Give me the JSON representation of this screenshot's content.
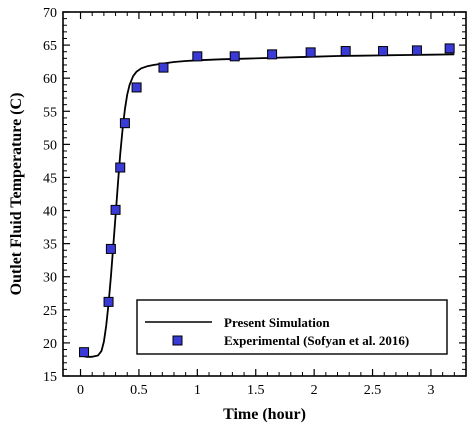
{
  "chart_data": {
    "type": "line",
    "title": "",
    "xlabel": "Time (hour)",
    "ylabel": "Outlet Fluid Temperature (C)",
    "xlim": [
      -0.15,
      3.3
    ],
    "ylim": [
      15,
      70
    ],
    "xticks": [
      0,
      0.5,
      1,
      1.5,
      2,
      2.5,
      3
    ],
    "xtick_labels": [
      "0",
      "0.5",
      "1",
      "1.5",
      "2",
      "2.5",
      "3"
    ],
    "yticks": [
      15,
      20,
      25,
      30,
      35,
      40,
      45,
      50,
      55,
      60,
      65,
      70
    ],
    "ytick_labels": [
      "15",
      "20",
      "25",
      "30",
      "35",
      "40",
      "45",
      "50",
      "55",
      "60",
      "65",
      "70"
    ],
    "grid": false,
    "legend_position": "bottom-right",
    "series": [
      {
        "name": "Present Simulation",
        "kind": "line",
        "color": "#000000",
        "x": [
          0,
          0.05,
          0.1,
          0.15,
          0.18,
          0.2,
          0.22,
          0.24,
          0.26,
          0.28,
          0.3,
          0.32,
          0.34,
          0.36,
          0.38,
          0.4,
          0.42,
          0.45,
          0.48,
          0.52,
          0.57,
          0.63,
          0.7,
          0.8,
          0.9,
          1.0,
          1.2,
          1.4,
          1.6,
          1.8,
          2.0,
          2.2,
          2.4,
          2.6,
          2.8,
          3.0,
          3.2
        ],
        "y": [
          18.1,
          17.9,
          17.9,
          18.1,
          18.8,
          20.2,
          22.6,
          26.0,
          30.0,
          34.5,
          39.3,
          44.0,
          48.5,
          52.3,
          55.3,
          57.5,
          59.0,
          60.3,
          61.0,
          61.5,
          61.8,
          62.0,
          62.2,
          62.45,
          62.6,
          62.7,
          62.85,
          62.95,
          63.05,
          63.15,
          63.25,
          63.35,
          63.4,
          63.45,
          63.5,
          63.55,
          63.6
        ]
      },
      {
        "name": "Experimental (Sofyan et al. 2016)",
        "kind": "scatter",
        "color": "#3a3ad6",
        "x": [
          0.03,
          0.24,
          0.26,
          0.3,
          0.34,
          0.38,
          0.48,
          0.71,
          1.0,
          1.32,
          1.64,
          1.97,
          2.27,
          2.59,
          2.88,
          3.16
        ],
        "y": [
          18.6,
          26.2,
          34.2,
          40.1,
          46.5,
          53.2,
          58.6,
          61.6,
          63.3,
          63.3,
          63.6,
          63.9,
          64.1,
          64.1,
          64.2,
          64.5
        ]
      }
    ]
  }
}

* * *

**Directions:**
Every entry must be written out exactly, with all pictures left out.

**Task result:**
Give me the JSON representation of this screenshot's content.
{
  "chart_data": {
    "type": "line",
    "title": "",
    "xlabel": "Time (hour)",
    "ylabel": "Outlet Fluid Temperature (C)",
    "xlim": [
      -0.15,
      3.3
    ],
    "ylim": [
      15,
      70
    ],
    "xticks": [
      0,
      0.5,
      1,
      1.5,
      2,
      2.5,
      3
    ],
    "xtick_labels": [
      "0",
      "0.5",
      "1",
      "1.5",
      "2",
      "2.5",
      "3"
    ],
    "yticks": [
      15,
      20,
      25,
      30,
      35,
      40,
      45,
      50,
      55,
      60,
      65,
      70
    ],
    "ytick_labels": [
      "15",
      "20",
      "25",
      "30",
      "35",
      "40",
      "45",
      "50",
      "55",
      "60",
      "65",
      "70"
    ],
    "grid": false,
    "legend_position": "bottom-right",
    "series": [
      {
        "name": "Present Simulation",
        "kind": "line",
        "color": "#000000",
        "x": [
          0,
          0.05,
          0.1,
          0.15,
          0.18,
          0.2,
          0.22,
          0.24,
          0.26,
          0.28,
          0.3,
          0.32,
          0.34,
          0.36,
          0.38,
          0.4,
          0.42,
          0.45,
          0.48,
          0.52,
          0.57,
          0.63,
          0.7,
          0.8,
          0.9,
          1.0,
          1.2,
          1.4,
          1.6,
          1.8,
          2.0,
          2.2,
          2.4,
          2.6,
          2.8,
          3.0,
          3.2
        ],
        "y": [
          18.1,
          17.9,
          17.9,
          18.1,
          18.8,
          20.2,
          22.6,
          26.0,
          30.0,
          34.5,
          39.3,
          44.0,
          48.5,
          52.3,
          55.3,
          57.5,
          59.0,
          60.3,
          61.0,
          61.5,
          61.8,
          62.0,
          62.2,
          62.45,
          62.6,
          62.7,
          62.85,
          62.95,
          63.05,
          63.15,
          63.25,
          63.35,
          63.4,
          63.45,
          63.5,
          63.55,
          63.6
        ]
      },
      {
        "name": "Experimental (Sofyan et al. 2016)",
        "kind": "scatter",
        "color": "#3a3ad6",
        "x": [
          0.03,
          0.24,
          0.26,
          0.3,
          0.34,
          0.38,
          0.48,
          0.71,
          1.0,
          1.32,
          1.64,
          1.97,
          2.27,
          2.59,
          2.88,
          3.16
        ],
        "y": [
          18.6,
          26.2,
          34.2,
          40.1,
          46.5,
          53.2,
          58.6,
          61.6,
          63.3,
          63.3,
          63.6,
          63.9,
          64.1,
          64.1,
          64.2,
          64.5
        ]
      }
    ]
  }
}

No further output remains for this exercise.